• [EXERCISE BRIEF]: Show all lines that include the string "marker"; copy each one.

(Items from a figure collection)
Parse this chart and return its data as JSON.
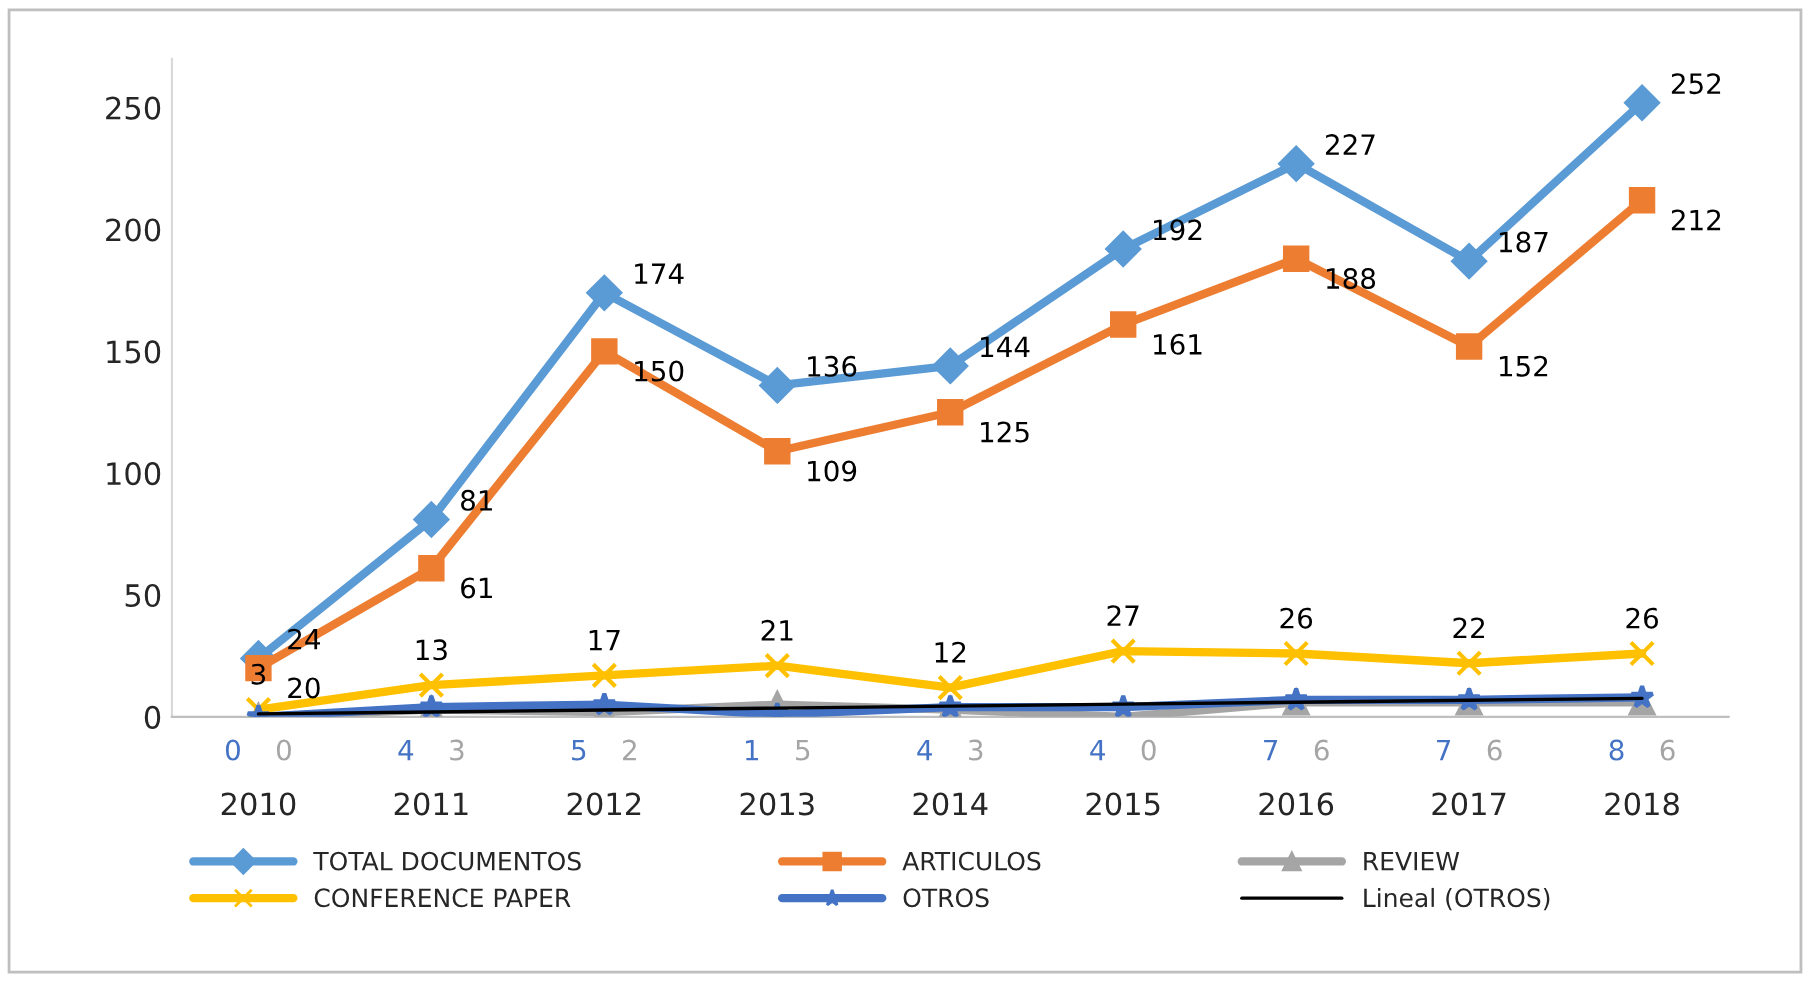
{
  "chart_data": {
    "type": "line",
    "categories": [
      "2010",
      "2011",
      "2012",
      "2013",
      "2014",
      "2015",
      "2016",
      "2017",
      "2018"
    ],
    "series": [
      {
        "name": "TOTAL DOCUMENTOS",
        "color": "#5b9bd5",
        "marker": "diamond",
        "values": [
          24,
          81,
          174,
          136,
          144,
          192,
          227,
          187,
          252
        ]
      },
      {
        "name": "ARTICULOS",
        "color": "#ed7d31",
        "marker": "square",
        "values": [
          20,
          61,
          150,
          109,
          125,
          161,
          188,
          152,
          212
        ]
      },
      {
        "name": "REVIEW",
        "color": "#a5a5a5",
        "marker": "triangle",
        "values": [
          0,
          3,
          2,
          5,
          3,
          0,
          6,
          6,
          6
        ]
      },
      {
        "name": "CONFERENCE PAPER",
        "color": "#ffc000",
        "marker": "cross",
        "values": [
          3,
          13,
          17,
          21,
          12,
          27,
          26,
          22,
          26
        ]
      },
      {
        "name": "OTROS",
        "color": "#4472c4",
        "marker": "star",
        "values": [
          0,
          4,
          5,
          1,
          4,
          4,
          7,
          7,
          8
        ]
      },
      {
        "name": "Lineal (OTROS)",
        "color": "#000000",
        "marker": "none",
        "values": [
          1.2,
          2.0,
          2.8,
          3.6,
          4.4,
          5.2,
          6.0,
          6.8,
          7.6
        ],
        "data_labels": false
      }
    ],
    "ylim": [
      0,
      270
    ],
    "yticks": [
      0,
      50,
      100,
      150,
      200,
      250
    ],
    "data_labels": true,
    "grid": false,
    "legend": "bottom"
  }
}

* * *

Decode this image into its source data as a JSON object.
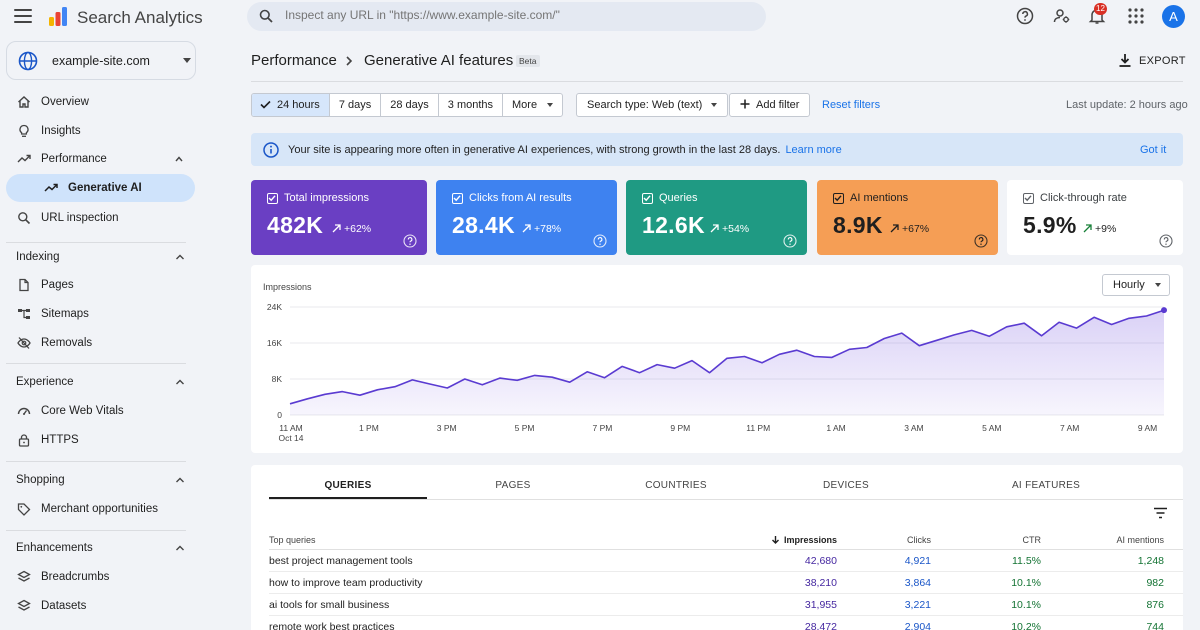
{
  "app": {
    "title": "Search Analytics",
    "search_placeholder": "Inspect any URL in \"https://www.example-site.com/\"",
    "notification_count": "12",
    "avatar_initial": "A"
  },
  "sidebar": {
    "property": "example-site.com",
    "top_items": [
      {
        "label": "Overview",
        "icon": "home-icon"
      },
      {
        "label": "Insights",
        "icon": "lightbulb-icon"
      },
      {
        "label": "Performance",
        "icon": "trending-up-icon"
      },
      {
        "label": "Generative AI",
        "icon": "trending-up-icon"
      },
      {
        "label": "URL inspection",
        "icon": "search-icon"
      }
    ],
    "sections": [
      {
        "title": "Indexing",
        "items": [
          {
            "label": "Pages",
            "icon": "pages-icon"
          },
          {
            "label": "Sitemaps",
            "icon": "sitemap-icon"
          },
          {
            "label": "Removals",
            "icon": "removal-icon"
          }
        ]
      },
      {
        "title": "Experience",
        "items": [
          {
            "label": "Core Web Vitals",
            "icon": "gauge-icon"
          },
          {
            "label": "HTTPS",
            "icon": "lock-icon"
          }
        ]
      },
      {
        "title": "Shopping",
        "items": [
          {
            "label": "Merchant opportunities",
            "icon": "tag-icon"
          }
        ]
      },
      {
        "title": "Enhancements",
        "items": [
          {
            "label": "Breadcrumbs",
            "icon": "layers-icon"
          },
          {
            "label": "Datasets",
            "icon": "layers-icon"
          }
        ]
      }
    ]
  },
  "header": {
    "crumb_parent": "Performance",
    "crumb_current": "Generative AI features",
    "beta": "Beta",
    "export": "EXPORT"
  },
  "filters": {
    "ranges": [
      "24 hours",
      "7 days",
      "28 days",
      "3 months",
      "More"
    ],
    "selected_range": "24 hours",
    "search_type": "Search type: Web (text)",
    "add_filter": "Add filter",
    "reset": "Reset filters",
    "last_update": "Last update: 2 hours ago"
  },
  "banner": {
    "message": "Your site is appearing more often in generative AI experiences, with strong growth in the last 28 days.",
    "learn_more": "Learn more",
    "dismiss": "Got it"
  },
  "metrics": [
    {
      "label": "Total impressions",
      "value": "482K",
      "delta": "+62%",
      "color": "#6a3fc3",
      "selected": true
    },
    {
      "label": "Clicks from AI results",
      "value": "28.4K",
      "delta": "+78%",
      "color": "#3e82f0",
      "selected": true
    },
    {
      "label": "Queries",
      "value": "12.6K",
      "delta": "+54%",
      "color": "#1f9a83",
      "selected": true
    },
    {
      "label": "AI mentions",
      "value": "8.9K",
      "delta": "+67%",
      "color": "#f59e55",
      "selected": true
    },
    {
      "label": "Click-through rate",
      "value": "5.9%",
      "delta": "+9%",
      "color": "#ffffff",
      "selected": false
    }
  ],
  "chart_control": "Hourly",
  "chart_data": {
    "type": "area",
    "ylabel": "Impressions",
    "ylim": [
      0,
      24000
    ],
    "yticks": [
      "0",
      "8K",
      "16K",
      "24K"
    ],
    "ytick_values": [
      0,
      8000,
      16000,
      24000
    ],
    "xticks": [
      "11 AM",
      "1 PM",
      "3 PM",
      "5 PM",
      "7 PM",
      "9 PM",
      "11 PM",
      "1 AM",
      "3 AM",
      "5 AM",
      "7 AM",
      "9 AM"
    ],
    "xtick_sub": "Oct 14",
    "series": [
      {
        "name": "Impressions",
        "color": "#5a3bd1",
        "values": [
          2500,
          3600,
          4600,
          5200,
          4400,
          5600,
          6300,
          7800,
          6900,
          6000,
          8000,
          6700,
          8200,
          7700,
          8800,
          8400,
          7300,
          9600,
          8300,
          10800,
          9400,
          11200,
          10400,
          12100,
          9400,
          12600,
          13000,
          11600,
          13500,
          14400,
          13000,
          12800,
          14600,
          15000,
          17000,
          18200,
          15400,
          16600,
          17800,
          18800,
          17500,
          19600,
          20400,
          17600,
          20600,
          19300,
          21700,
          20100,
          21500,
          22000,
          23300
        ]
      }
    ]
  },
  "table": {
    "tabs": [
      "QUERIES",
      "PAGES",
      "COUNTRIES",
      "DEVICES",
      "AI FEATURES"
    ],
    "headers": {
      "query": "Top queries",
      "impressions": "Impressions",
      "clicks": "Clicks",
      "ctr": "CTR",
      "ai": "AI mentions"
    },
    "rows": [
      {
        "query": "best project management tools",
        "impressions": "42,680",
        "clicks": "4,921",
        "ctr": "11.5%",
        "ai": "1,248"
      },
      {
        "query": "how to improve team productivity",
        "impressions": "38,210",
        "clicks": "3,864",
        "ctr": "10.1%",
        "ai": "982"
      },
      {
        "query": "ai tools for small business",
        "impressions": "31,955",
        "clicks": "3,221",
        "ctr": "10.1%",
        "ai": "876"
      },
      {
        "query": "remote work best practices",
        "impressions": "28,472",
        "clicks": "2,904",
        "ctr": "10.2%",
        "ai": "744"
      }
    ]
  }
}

• [REPLY TO THE EXERCISE]:
        "marker": "diamond",
        "marker": "square",
        "marker": "triangle",
        "marker": "cross",
        "marker": "star",
        "marker": "none",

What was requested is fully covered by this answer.